Items from a figure collection:

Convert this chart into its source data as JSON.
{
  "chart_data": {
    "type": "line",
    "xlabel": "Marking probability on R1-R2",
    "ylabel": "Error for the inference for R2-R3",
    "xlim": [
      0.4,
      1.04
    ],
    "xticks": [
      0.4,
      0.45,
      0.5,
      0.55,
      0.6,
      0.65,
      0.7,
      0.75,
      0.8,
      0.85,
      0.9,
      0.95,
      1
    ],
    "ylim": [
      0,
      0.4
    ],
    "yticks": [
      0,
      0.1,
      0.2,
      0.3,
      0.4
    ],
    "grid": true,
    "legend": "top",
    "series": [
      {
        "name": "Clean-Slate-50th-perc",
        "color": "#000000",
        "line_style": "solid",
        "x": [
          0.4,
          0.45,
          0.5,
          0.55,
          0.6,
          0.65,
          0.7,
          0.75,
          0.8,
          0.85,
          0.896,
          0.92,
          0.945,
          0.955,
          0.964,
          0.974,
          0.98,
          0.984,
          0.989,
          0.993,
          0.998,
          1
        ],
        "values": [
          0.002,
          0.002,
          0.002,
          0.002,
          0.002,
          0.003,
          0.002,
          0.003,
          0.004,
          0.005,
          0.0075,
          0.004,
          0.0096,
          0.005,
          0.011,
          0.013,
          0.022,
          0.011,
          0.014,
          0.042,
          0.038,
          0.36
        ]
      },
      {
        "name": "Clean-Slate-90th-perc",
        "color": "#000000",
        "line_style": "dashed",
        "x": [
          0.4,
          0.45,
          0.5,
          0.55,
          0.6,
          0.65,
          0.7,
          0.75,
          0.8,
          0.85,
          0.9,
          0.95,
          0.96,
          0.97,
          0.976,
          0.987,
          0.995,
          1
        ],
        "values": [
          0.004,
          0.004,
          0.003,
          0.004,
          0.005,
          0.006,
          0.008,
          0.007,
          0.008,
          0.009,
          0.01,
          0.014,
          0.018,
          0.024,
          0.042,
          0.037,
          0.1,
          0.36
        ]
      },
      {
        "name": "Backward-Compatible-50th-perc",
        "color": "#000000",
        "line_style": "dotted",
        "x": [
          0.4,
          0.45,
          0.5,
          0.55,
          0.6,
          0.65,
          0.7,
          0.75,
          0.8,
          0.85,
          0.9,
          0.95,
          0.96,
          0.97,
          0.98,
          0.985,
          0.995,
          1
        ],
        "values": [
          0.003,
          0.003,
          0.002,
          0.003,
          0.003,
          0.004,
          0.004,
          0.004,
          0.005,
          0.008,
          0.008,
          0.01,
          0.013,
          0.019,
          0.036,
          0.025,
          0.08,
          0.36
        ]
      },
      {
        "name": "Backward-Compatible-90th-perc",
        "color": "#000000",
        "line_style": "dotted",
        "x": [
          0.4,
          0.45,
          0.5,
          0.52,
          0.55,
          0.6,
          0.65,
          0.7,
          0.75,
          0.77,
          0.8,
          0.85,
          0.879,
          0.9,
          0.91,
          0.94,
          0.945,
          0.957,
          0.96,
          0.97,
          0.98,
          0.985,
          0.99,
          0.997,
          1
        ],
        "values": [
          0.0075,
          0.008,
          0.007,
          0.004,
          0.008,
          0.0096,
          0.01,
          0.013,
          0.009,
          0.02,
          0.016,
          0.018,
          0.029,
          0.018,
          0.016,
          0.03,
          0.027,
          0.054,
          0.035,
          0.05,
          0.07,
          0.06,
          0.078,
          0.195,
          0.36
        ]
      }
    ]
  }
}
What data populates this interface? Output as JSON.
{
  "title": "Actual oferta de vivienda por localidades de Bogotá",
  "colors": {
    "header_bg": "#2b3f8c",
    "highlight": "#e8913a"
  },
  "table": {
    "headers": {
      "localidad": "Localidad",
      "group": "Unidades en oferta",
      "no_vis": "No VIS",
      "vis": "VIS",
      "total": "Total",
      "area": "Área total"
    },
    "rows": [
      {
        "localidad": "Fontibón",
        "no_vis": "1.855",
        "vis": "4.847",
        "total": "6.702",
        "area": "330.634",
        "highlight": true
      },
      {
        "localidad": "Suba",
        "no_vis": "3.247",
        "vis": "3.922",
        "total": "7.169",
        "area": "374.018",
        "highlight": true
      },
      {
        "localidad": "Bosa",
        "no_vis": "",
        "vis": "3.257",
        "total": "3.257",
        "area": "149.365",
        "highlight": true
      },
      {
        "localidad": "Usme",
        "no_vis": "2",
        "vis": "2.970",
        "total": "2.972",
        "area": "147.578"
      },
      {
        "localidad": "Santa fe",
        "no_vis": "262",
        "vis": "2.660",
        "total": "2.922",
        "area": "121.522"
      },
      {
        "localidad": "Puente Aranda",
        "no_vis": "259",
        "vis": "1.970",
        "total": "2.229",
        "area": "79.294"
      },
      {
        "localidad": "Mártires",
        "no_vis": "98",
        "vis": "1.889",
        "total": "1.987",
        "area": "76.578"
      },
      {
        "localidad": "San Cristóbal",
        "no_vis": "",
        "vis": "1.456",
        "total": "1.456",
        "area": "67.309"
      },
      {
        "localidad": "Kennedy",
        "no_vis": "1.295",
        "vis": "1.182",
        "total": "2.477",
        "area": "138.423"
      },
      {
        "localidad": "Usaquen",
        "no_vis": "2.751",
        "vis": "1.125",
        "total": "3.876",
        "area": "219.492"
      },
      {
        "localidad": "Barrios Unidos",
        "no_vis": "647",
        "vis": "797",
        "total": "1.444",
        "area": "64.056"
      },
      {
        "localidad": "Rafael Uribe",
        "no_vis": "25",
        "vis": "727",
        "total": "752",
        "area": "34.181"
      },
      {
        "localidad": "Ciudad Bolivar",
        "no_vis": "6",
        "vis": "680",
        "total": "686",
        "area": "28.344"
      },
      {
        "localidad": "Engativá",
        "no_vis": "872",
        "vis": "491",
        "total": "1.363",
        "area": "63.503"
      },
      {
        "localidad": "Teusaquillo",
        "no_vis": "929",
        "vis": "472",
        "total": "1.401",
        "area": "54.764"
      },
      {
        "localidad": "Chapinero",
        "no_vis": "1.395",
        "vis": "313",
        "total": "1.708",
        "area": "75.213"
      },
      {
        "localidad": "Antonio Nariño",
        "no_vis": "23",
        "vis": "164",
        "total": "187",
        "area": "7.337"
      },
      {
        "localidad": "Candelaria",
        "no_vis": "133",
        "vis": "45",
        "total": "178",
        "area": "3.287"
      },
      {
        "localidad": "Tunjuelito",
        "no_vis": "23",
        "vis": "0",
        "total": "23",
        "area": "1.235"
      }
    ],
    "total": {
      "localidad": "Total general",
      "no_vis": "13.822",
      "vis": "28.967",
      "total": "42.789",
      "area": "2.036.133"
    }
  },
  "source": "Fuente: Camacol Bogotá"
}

» Stated task
Word for word, write out the data.

» Task answer
Convert this chart into its source data as JSON.
{
  "chart_data": {
    "type": "line",
    "xlabel": "Marking probability on R1-R2",
    "ylabel": "Error for the inference for R2-R3",
    "xlim": [
      0.4,
      1.04
    ],
    "xticks": [
      0.4,
      0.45,
      0.5,
      0.55,
      0.6,
      0.65,
      0.7,
      0.75,
      0.8,
      0.85,
      0.9,
      0.95,
      1
    ],
    "ylim": [
      0,
      0.4
    ],
    "yticks": [
      0,
      0.1,
      0.2,
      0.3,
      0.4
    ],
    "grid": true,
    "legend": "top",
    "series": [
      {
        "name": "Clean-Slate-50th-perc",
        "color": "#000000",
        "line_style": "solid",
        "x": [
          0.4,
          0.45,
          0.5,
          0.55,
          0.6,
          0.65,
          0.7,
          0.75,
          0.8,
          0.85,
          0.896,
          0.92,
          0.945,
          0.955,
          0.964,
          0.974,
          0.98,
          0.984,
          0.989,
          0.993,
          0.998,
          1
        ],
        "values": [
          0.002,
          0.002,
          0.002,
          0.002,
          0.002,
          0.003,
          0.002,
          0.003,
          0.004,
          0.005,
          0.0075,
          0.004,
          0.0096,
          0.005,
          0.011,
          0.013,
          0.022,
          0.011,
          0.014,
          0.042,
          0.038,
          0.36
        ]
      },
      {
        "name": "Clean-Slate-90th-perc",
        "color": "#000000",
        "line_style": "dashed",
        "x": [
          0.4,
          0.45,
          0.5,
          0.55,
          0.6,
          0.65,
          0.7,
          0.75,
          0.8,
          0.85,
          0.9,
          0.95,
          0.96,
          0.97,
          0.976,
          0.987,
          0.995,
          1
        ],
        "values": [
          0.004,
          0.004,
          0.003,
          0.004,
          0.005,
          0.006,
          0.008,
          0.007,
          0.008,
          0.009,
          0.01,
          0.014,
          0.018,
          0.024,
          0.042,
          0.037,
          0.1,
          0.36
        ]
      },
      {
        "name": "Backward-Compatible-50th-perc",
        "color": "#000000",
        "line_style": "dotted",
        "x": [
          0.4,
          0.45,
          0.5,
          0.55,
          0.6,
          0.65,
          0.7,
          0.75,
          0.8,
          0.85,
          0.9,
          0.95,
          0.96,
          0.97,
          0.98,
          0.985,
          0.995,
          1
        ],
        "values": [
          0.003,
          0.003,
          0.002,
          0.003,
          0.003,
          0.004,
          0.004,
          0.004,
          0.005,
          0.008,
          0.008,
          0.01,
          0.013,
          0.019,
          0.036,
          0.025,
          0.08,
          0.36
        ]
      },
      {
        "name": "Backward-Compatible-90th-perc",
        "color": "#000000",
        "line_style": "dotted",
        "x": [
          0.4,
          0.45,
          0.5,
          0.52,
          0.55,
          0.6,
          0.65,
          0.7,
          0.75,
          0.77,
          0.8,
          0.85,
          0.879,
          0.9,
          0.91,
          0.94,
          0.945,
          0.957,
          0.96,
          0.97,
          0.98,
          0.985,
          0.99,
          0.997,
          1
        ],
        "values": [
          0.0075,
          0.008,
          0.007,
          0.004,
          0.008,
          0.0096,
          0.01,
          0.013,
          0.009,
          0.02,
          0.016,
          0.018,
          0.029,
          0.018,
          0.016,
          0.03,
          0.027,
          0.054,
          0.035,
          0.05,
          0.07,
          0.06,
          0.078,
          0.195,
          0.36
        ]
      }
    ]
  }
}
What data populates this interface? Output as JSON.
{
  "title": "Actual oferta de vivienda por localidades de Bogotá",
  "colors": {
    "header_bg": "#2b3f8c",
    "highlight": "#e8913a"
  },
  "table": {
    "headers": {
      "localidad": "Localidad",
      "group": "Unidades en oferta",
      "no_vis": "No VIS",
      "vis": "VIS",
      "total": "Total",
      "area": "Área total"
    },
    "rows": [
      {
        "localidad": "Fontibón",
        "no_vis": "1.855",
        "vis": "4.847",
        "total": "6.702",
        "area": "330.634",
        "highlight": true
      },
      {
        "localidad": "Suba",
        "no_vis": "3.247",
        "vis": "3.922",
        "total": "7.169",
        "area": "374.018",
        "highlight": true
      },
      {
        "localidad": "Bosa",
        "no_vis": "",
        "vis": "3.257",
        "total": "3.257",
        "area": "149.365",
        "highlight": true
      },
      {
        "localidad": "Usme",
        "no_vis": "2",
        "vis": "2.970",
        "total": "2.972",
        "area": "147.578"
      },
      {
        "localidad": "Santa fe",
        "no_vis": "262",
        "vis": "2.660",
        "total": "2.922",
        "area": "121.522"
      },
      {
        "localidad": "Puente Aranda",
        "no_vis": "259",
        "vis": "1.970",
        "total": "2.229",
        "area": "79.294"
      },
      {
        "localidad": "Mártires",
        "no_vis": "98",
        "vis": "1.889",
        "total": "1.987",
        "area": "76.578"
      },
      {
        "localidad": "San Cristóbal",
        "no_vis": "",
        "vis": "1.456",
        "total": "1.456",
        "area": "67.309"
      },
      {
        "localidad": "Kennedy",
        "no_vis": "1.295",
        "vis": "1.182",
        "total": "2.477",
        "area": "138.423"
      },
      {
        "localidad": "Usaquen",
        "no_vis": "2.751",
        "vis": "1.125",
        "total": "3.876",
        "area": "219.492"
      },
      {
        "localidad": "Barrios Unidos",
        "no_vis": "647",
        "vis": "797",
        "total": "1.444",
        "area": "64.056"
      },
      {
        "localidad": "Rafael Uribe",
        "no_vis": "25",
        "vis": "727",
        "total": "752",
        "area": "34.181"
      },
      {
        "localidad": "Ciudad Bolivar",
        "no_vis": "6",
        "vis": "680",
        "total": "686",
        "area": "28.344"
      },
      {
        "localidad": "Engativá",
        "no_vis": "872",
        "vis": "491",
        "total": "1.363",
        "area": "63.503"
      },
      {
        "localidad": "Teusaquillo",
        "no_vis": "929",
        "vis": "472",
        "total": "1.401",
        "area": "54.764"
      },
      {
        "localidad": "Chapinero",
        "no_vis": "1.395",
        "vis": "313",
        "total": "1.708",
        "area": "75.213"
      },
      {
        "localidad": "Antonio Nariño",
        "no_vis": "23",
        "vis": "164",
        "total": "187",
        "area": "7.337"
      },
      {
        "localidad": "Candelaria",
        "no_vis": "133",
        "vis": "45",
        "total": "178",
        "area": "3.287"
      },
      {
        "localidad": "Tunjuelito",
        "no_vis": "23",
        "vis": "0",
        "total": "23",
        "area": "1.235"
      }
    ],
    "total": {
      "localidad": "Total general",
      "no_vis": "13.822",
      "vis": "28.967",
      "total": "42.789",
      "area": "2.036.133"
    }
  },
  "source": "Fuente: Camacol Bogotá"
}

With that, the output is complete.